** What to produce **
Reproduce the full listing that appears beneath this instruction exactly.
--- Start Exercise input ---
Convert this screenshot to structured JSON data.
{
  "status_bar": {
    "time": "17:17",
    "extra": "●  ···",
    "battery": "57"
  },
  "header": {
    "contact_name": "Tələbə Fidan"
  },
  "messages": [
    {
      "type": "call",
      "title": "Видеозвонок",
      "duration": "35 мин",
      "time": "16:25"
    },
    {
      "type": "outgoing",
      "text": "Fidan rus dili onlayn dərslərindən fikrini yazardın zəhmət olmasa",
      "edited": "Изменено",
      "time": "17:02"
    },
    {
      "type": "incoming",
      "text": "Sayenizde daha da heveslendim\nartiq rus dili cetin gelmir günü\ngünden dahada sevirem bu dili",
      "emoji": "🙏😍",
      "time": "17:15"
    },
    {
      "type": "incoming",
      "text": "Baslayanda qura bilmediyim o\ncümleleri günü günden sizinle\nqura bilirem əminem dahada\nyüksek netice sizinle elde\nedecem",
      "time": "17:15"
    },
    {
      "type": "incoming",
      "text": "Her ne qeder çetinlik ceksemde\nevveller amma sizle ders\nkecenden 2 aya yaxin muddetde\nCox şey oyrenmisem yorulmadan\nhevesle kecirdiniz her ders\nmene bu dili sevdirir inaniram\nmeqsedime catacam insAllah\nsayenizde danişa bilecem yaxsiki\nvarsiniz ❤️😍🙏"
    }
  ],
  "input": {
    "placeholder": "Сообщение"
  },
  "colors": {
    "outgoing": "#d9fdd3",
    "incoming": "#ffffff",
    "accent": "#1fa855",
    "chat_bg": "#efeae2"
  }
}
--- End Exercise input ---
** Task result **
Convert this screenshot to structured JSON data.
{
  "status_bar": {
    "time": "17:17",
    "extra": "●  ···",
    "battery": "57"
  },
  "header": {
    "contact_name": "Tələbə Fidan"
  },
  "messages": [
    {
      "type": "call",
      "title": "Видеозвонок",
      "duration": "35 мин",
      "time": "16:25"
    },
    {
      "type": "outgoing",
      "text": "Fidan rus dili onlayn dərslərindən fikrini yazardın zəhmət olmasa",
      "edited": "Изменено",
      "time": "17:02"
    },
    {
      "type": "incoming",
      "text": "Sayenizde daha da heveslendim\nartiq rus dili cetin gelmir günü\ngünden dahada sevirem bu dili",
      "emoji": "🙏😍",
      "time": "17:15"
    },
    {
      "type": "incoming",
      "text": "Baslayanda qura bilmediyim o\ncümleleri günü günden sizinle\nqura bilirem əminem dahada\nyüksek netice sizinle elde\nedecem",
      "time": "17:15"
    },
    {
      "type": "incoming",
      "text": "Her ne qeder çetinlik ceksemde\nevveller amma sizle ders\nkecenden 2 aya yaxin muddetde\nCox şey oyrenmisem yorulmadan\nhevesle kecirdiniz her ders\nmene bu dili sevdirir inaniram\nmeqsedime catacam insAllah\nsayenizde danişa bilecem yaxsiki\nvarsiniz ❤️😍🙏"
    }
  ],
  "input": {
    "placeholder": "Сообщение"
  },
  "colors": {
    "outgoing": "#d9fdd3",
    "incoming": "#ffffff",
    "accent": "#1fa855",
    "chat_bg": "#efeae2"
  }
}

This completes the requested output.